In the data below, find every line that has the string "Межі", and copy it.

Stored items from a collection:
☆ ☆ ☆

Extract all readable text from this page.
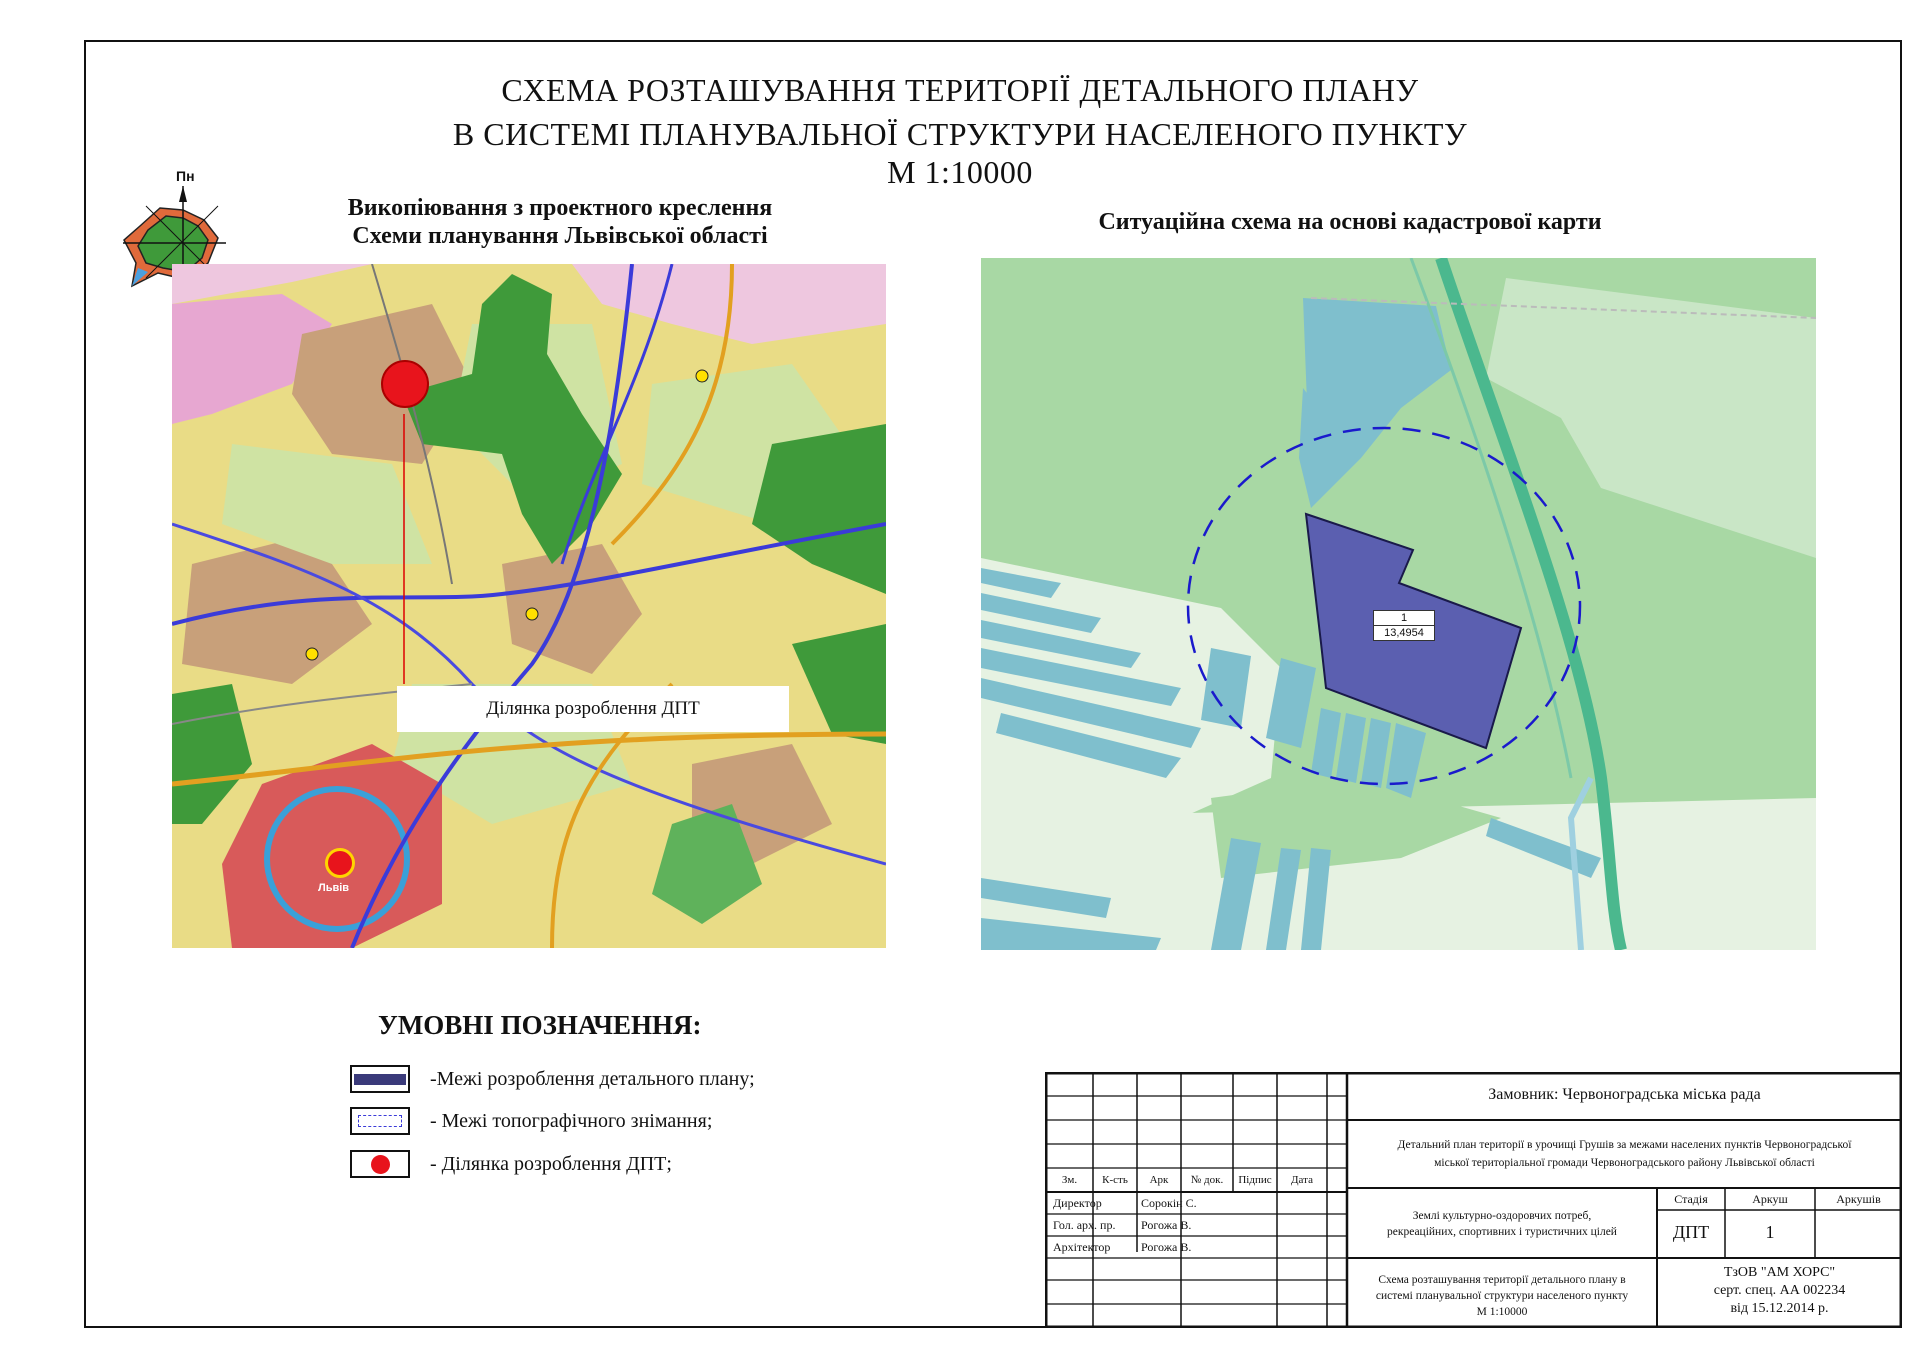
СХЕМА РОЗТАШУВАННЯ ТЕРИТОРІЇ ДЕТАЛЬНОГО ПЛАНУ
В СИСТЕМІ ПЛАНУВАЛЬНОЇ СТРУКТУРИ НАСЕЛЕНОГО ПУНКТУ
М 1:10000
Пн
Викопіювання з проектного креслення
Схеми планування Львівської області
Ситуаційна схема на основі кадастрової карти
Львів
Ділянка розроблення ДПТ
1
13,4954
УМОВНІ ПОЗНАЧЕННЯ:
-Межі розроблення детального плану;
- Межі топографічного знімання;
- Ділянка розроблення ДПТ;
Зм.	К-сть	Арк	№ док.	Підпис	Дата
Директор	Сорокін С.
Гол. арх. пр. Рогожа В.
Архітектор	Рогожа В.
Замовник: Червоноградська міська рада
Детальний план території в урочищі Грушів за межами населених пунктів Червоноградської
міської територіальної громади Червоноградського району Львівської області
Землі культурно-оздоровчих потреб,
рекреаційних, спортивних і туристичних цілей
Стадія	Аркуш	Аркушів
ДПТ	1
Схема розташування території детального плану в
системі планувальної структури населеного пункту
М 1:10000
ТзОВ "АМ ХОРС"
серт. спец. АА 002234
від 15.12.2014 р.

☆ ☆ ☆

## Correct result
-Межі розроблення детального плану;
- Межі топографічного знімання;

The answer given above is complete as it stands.